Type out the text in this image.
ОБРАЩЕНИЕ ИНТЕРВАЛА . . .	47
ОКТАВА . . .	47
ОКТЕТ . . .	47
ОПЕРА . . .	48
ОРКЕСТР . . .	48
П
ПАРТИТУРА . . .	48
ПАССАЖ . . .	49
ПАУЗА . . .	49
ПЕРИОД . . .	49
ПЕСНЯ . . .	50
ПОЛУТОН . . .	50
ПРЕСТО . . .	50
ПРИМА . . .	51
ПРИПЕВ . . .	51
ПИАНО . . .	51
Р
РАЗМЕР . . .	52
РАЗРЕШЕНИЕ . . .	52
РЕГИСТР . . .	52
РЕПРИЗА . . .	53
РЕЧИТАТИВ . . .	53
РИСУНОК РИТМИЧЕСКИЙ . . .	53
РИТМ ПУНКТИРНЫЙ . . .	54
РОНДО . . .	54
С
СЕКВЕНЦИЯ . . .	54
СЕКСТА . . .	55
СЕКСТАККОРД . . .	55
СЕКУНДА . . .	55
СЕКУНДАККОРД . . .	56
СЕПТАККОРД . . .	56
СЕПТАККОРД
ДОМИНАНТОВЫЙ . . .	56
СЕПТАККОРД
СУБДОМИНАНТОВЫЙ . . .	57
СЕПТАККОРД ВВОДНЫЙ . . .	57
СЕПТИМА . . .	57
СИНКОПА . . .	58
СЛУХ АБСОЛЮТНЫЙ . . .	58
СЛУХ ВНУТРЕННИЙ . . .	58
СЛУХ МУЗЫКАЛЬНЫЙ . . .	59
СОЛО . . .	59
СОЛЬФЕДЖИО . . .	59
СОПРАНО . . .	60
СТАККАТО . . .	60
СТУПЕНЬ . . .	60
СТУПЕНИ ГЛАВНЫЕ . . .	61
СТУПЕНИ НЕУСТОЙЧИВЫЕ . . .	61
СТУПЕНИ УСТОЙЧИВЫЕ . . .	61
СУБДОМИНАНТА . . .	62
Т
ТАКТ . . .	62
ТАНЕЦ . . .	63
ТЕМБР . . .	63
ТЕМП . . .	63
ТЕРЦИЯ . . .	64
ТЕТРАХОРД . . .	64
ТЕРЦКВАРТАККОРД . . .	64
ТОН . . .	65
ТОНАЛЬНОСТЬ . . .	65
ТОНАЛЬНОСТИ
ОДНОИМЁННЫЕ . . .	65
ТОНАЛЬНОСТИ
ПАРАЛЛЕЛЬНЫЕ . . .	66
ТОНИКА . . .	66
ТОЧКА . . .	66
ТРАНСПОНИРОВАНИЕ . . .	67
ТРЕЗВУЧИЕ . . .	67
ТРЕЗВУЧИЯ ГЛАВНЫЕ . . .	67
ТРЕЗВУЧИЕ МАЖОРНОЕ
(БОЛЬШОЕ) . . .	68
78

########################################

[PROBLEM TO WORK ON]: Give the listing above again, word for word.

[THE COMPLETED TASK]:
Type out the text in this image.
ОБРАЩЕНИЕ ИНТЕРВАЛА . . .	47
ОКТАВА . . .	47
ОКТЕТ . . .	47
ОПЕРА . . .	48
ОРКЕСТР . . .	48
П
ПАРТИТУРА . . .	48
ПАССАЖ . . .	49
ПАУЗА . . .	49
ПЕРИОД . . .	49
ПЕСНЯ . . .	50
ПОЛУТОН . . .	50
ПРЕСТО . . .	50
ПРИМА . . .	51
ПРИПЕВ . . .	51
ПИАНО . . .	51
Р
РАЗМЕР . . .	52
РАЗРЕШЕНИЕ . . .	52
РЕГИСТР . . .	52
РЕПРИЗА . . .	53
РЕЧИТАТИВ . . .	53
РИСУНОК РИТМИЧЕСКИЙ . . .	53
РИТМ ПУНКТИРНЫЙ . . .	54
РОНДО . . .	54
С
СЕКВЕНЦИЯ . . .	54
СЕКСТА . . .	55
СЕКСТАККОРД . . .	55
СЕКУНДА . . .	55
СЕКУНДАККОРД . . .	56
СЕПТАККОРД . . .	56
СЕПТАККОРД
ДОМИНАНТОВЫЙ . . .	56
СЕПТАККОРД
СУБДОМИНАНТОВЫЙ . . .	57
СЕПТАККОРД ВВОДНЫЙ . . .	57
СЕПТИМА . . .	57
СИНКОПА . . .	58
СЛУХ АБСОЛЮТНЫЙ . . .	58
СЛУХ ВНУТРЕННИЙ . . .	58
СЛУХ МУЗЫКАЛЬНЫЙ . . .	59
СОЛО . . .	59
СОЛЬФЕДЖИО . . .	59
СОПРАНО . . .	60
СТАККАТО . . .	60
СТУПЕНЬ . . .	60
СТУПЕНИ ГЛАВНЫЕ . . .	61
СТУПЕНИ НЕУСТОЙЧИВЫЕ . . .	61
СТУПЕНИ УСТОЙЧИВЫЕ . . .	61
СУБДОМИНАНТА . . .	62
Т
ТАКТ . . .	62
ТАНЕЦ . . .	63
ТЕМБР . . .	63
ТЕМП . . .	63
ТЕРЦИЯ . . .	64
ТЕТРАХОРД . . .	64
ТЕРЦКВАРТАККОРД . . .	64
ТОН . . .	65
ТОНАЛЬНОСТЬ . . .	65
ТОНАЛЬНОСТИ
ОДНОИМЁННЫЕ . . .	65
ТОНАЛЬНОСТИ
ПАРАЛЛЕЛЬНЫЕ . . .	66
ТОНИКА . . .	66
ТОЧКА . . .	66
ТРАНСПОНИРОВАНИЕ . . .	67
ТРЕЗВУЧИЕ . . .	67
ТРЕЗВУЧИЯ ГЛАВНЫЕ . . .	67
ТРЕЗВУЧИЕ МАЖОРНОЕ
(БОЛЬШОЕ) . . .	68
78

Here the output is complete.